- TO DO
Reproduce this listing in full.

=====

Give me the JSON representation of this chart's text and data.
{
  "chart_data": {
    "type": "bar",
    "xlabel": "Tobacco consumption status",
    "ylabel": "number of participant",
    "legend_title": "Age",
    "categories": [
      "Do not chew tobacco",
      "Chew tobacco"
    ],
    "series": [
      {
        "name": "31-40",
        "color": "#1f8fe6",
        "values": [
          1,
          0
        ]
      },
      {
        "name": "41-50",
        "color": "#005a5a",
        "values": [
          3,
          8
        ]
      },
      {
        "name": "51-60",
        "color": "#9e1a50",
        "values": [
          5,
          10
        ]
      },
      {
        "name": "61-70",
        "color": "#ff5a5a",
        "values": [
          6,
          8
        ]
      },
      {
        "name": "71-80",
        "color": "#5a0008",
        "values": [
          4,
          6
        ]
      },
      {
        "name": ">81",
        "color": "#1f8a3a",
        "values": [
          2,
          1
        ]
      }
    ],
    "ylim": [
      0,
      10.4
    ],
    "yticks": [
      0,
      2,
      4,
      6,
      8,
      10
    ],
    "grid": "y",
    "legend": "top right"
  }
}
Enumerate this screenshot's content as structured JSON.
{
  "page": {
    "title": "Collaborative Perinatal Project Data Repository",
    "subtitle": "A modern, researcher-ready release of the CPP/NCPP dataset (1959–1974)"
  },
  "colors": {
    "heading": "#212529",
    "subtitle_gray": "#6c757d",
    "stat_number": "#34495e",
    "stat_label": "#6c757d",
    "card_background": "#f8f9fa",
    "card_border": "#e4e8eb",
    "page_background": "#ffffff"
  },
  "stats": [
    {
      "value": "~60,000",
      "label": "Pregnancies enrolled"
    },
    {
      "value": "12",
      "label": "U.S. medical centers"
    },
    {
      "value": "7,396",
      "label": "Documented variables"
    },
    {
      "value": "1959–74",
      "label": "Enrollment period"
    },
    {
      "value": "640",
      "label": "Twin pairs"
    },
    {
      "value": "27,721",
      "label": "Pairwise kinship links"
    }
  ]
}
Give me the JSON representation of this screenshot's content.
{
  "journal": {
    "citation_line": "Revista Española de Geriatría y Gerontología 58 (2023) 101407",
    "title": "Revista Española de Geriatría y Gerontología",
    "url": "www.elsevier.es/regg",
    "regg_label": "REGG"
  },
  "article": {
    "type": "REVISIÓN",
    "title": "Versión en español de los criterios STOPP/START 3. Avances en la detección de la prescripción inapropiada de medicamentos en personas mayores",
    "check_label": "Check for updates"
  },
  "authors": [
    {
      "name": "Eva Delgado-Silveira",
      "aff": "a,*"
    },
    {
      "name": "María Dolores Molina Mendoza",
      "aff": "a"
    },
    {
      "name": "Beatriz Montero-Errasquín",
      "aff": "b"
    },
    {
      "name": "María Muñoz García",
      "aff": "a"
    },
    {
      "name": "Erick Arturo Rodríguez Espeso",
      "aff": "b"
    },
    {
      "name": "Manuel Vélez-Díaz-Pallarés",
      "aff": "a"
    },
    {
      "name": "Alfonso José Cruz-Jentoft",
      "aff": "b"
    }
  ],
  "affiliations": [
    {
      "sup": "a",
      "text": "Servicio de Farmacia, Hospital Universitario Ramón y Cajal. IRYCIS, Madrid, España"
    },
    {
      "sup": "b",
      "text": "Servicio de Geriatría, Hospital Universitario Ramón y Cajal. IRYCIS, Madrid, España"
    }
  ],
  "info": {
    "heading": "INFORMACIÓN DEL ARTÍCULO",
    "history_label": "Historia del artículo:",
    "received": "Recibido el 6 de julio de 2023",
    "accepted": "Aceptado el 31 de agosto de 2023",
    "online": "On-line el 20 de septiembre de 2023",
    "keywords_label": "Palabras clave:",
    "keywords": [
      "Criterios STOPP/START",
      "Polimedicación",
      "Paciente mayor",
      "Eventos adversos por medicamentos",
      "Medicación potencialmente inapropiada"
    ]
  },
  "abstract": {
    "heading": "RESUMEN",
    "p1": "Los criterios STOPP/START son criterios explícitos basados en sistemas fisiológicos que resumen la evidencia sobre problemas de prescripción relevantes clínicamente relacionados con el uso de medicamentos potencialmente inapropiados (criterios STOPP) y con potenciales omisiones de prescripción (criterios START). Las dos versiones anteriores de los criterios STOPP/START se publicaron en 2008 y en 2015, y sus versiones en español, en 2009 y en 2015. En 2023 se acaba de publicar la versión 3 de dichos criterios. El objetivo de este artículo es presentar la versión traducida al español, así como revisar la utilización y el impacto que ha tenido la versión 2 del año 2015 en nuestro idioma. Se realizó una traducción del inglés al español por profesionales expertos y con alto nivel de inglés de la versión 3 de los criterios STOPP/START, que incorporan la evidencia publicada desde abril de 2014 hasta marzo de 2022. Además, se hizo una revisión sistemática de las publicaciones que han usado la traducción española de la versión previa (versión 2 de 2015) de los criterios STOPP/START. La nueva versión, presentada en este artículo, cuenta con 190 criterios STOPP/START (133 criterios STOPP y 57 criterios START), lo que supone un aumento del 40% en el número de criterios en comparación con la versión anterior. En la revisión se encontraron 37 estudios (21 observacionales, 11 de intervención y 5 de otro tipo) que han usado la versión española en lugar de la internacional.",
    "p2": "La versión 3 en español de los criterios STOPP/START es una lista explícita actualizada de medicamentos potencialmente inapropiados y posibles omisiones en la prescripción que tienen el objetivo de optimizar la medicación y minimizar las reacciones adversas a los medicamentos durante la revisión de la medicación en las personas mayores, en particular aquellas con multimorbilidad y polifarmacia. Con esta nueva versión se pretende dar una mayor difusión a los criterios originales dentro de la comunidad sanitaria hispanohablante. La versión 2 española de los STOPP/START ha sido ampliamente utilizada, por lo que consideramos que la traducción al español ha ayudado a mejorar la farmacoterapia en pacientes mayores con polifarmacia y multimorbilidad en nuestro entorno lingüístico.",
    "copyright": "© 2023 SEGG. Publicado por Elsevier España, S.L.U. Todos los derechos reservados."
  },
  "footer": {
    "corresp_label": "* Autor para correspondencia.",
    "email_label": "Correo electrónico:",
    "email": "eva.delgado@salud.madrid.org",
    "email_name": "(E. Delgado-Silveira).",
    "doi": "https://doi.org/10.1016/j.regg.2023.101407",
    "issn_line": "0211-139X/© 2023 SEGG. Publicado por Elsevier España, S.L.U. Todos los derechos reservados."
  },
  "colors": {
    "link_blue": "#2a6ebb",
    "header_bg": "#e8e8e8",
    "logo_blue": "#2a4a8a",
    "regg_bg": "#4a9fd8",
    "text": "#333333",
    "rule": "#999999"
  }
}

=====

- THE RESPONSE
Give me the JSON representation of this chart's text and data.
{
  "chart_data": {
    "type": "bar",
    "xlabel": "Tobacco consumption status",
    "ylabel": "number of participant",
    "legend_title": "Age",
    "categories": [
      "Do not chew tobacco",
      "Chew tobacco"
    ],
    "series": [
      {
        "name": "31-40",
        "color": "#1f8fe6",
        "values": [
          1,
          0
        ]
      },
      {
        "name": "41-50",
        "color": "#005a5a",
        "values": [
          3,
          8
        ]
      },
      {
        "name": "51-60",
        "color": "#9e1a50",
        "values": [
          5,
          10
        ]
      },
      {
        "name": "61-70",
        "color": "#ff5a5a",
        "values": [
          6,
          8
        ]
      },
      {
        "name": "71-80",
        "color": "#5a0008",
        "values": [
          4,
          6
        ]
      },
      {
        "name": ">81",
        "color": "#1f8a3a",
        "values": [
          2,
          1
        ]
      }
    ],
    "ylim": [
      0,
      10.4
    ],
    "yticks": [
      0,
      2,
      4,
      6,
      8,
      10
    ],
    "grid": "y",
    "legend": "top right"
  }
}
Enumerate this screenshot's content as structured JSON.
{
  "page": {
    "title": "Collaborative Perinatal Project Data Repository",
    "subtitle": "A modern, researcher-ready release of the CPP/NCPP dataset (1959–1974)"
  },
  "colors": {
    "heading": "#212529",
    "subtitle_gray": "#6c757d",
    "stat_number": "#34495e",
    "stat_label": "#6c757d",
    "card_background": "#f8f9fa",
    "card_border": "#e4e8eb",
    "page_background": "#ffffff"
  },
  "stats": [
    {
      "value": "~60,000",
      "label": "Pregnancies enrolled"
    },
    {
      "value": "12",
      "label": "U.S. medical centers"
    },
    {
      "value": "7,396",
      "label": "Documented variables"
    },
    {
      "value": "1959–74",
      "label": "Enrollment period"
    },
    {
      "value": "640",
      "label": "Twin pairs"
    },
    {
      "value": "27,721",
      "label": "Pairwise kinship links"
    }
  ]
}
Give me the JSON representation of this screenshot's content.
{
  "journal": {
    "citation_line": "Revista Española de Geriatría y Gerontología 58 (2023) 101407",
    "title": "Revista Española de Geriatría y Gerontología",
    "url": "www.elsevier.es/regg",
    "regg_label": "REGG"
  },
  "article": {
    "type": "REVISIÓN",
    "title": "Versión en español de los criterios STOPP/START 3. Avances en la detección de la prescripción inapropiada de medicamentos en personas mayores",
    "check_label": "Check for updates"
  },
  "authors": [
    {
      "name": "Eva Delgado-Silveira",
      "aff": "a,*"
    },
    {
      "name": "María Dolores Molina Mendoza",
      "aff": "a"
    },
    {
      "name": "Beatriz Montero-Errasquín",
      "aff": "b"
    },
    {
      "name": "María Muñoz García",
      "aff": "a"
    },
    {
      "name": "Erick Arturo Rodríguez Espeso",
      "aff": "b"
    },
    {
      "name": "Manuel Vélez-Díaz-Pallarés",
      "aff": "a"
    },
    {
      "name": "Alfonso José Cruz-Jentoft",
      "aff": "b"
    }
  ],
  "affiliations": [
    {
      "sup": "a",
      "text": "Servicio de Farmacia, Hospital Universitario Ramón y Cajal. IRYCIS, Madrid, España"
    },
    {
      "sup": "b",
      "text": "Servicio de Geriatría, Hospital Universitario Ramón y Cajal. IRYCIS, Madrid, España"
    }
  ],
  "info": {
    "heading": "INFORMACIÓN DEL ARTÍCULO",
    "history_label": "Historia del artículo:",
    "received": "Recibido el 6 de julio de 2023",
    "accepted": "Aceptado el 31 de agosto de 2023",
    "online": "On-line el 20 de septiembre de 2023",
    "keywords_label": "Palabras clave:",
    "keywords": [
      "Criterios STOPP/START",
      "Polimedicación",
      "Paciente mayor",
      "Eventos adversos por medicamentos",
      "Medicación potencialmente inapropiada"
    ]
  },
  "abstract": {
    "heading": "RESUMEN",
    "p1": "Los criterios STOPP/START son criterios explícitos basados en sistemas fisiológicos que resumen la evidencia sobre problemas de prescripción relevantes clínicamente relacionados con el uso de medicamentos potencialmente inapropiados (criterios STOPP) y con potenciales omisiones de prescripción (criterios START). Las dos versiones anteriores de los criterios STOPP/START se publicaron en 2008 y en 2015, y sus versiones en español, en 2009 y en 2015. En 2023 se acaba de publicar la versión 3 de dichos criterios. El objetivo de este artículo es presentar la versión traducida al español, así como revisar la utilización y el impacto que ha tenido la versión 2 del año 2015 en nuestro idioma. Se realizó una traducción del inglés al español por profesionales expertos y con alto nivel de inglés de la versión 3 de los criterios STOPP/START, que incorporan la evidencia publicada desde abril de 2014 hasta marzo de 2022. Además, se hizo una revisión sistemática de las publicaciones que han usado la traducción española de la versión previa (versión 2 de 2015) de los criterios STOPP/START. La nueva versión, presentada en este artículo, cuenta con 190 criterios STOPP/START (133 criterios STOPP y 57 criterios START), lo que supone un aumento del 40% en el número de criterios en comparación con la versión anterior. En la revisión se encontraron 37 estudios (21 observacionales, 11 de intervención y 5 de otro tipo) que han usado la versión española en lugar de la internacional.",
    "p2": "La versión 3 en español de los criterios STOPP/START es una lista explícita actualizada de medicamentos potencialmente inapropiados y posibles omisiones en la prescripción que tienen el objetivo de optimizar la medicación y minimizar las reacciones adversas a los medicamentos durante la revisión de la medicación en las personas mayores, en particular aquellas con multimorbilidad y polifarmacia. Con esta nueva versión se pretende dar una mayor difusión a los criterios originales dentro de la comunidad sanitaria hispanohablante. La versión 2 española de los STOPP/START ha sido ampliamente utilizada, por lo que consideramos que la traducción al español ha ayudado a mejorar la farmacoterapia en pacientes mayores con polifarmacia y multimorbilidad en nuestro entorno lingüístico.",
    "copyright": "© 2023 SEGG. Publicado por Elsevier España, S.L.U. Todos los derechos reservados."
  },
  "footer": {
    "corresp_label": "* Autor para correspondencia.",
    "email_label": "Correo electrónico:",
    "email": "eva.delgado@salud.madrid.org",
    "email_name": "(E. Delgado-Silveira).",
    "doi": "https://doi.org/10.1016/j.regg.2023.101407",
    "issn_line": "0211-139X/© 2023 SEGG. Publicado por Elsevier España, S.L.U. Todos los derechos reservados."
  },
  "colors": {
    "link_blue": "#2a6ebb",
    "header_bg": "#e8e8e8",
    "logo_blue": "#2a4a8a",
    "regg_bg": "#4a9fd8",
    "text": "#333333",
    "rule": "#999999"
  }
}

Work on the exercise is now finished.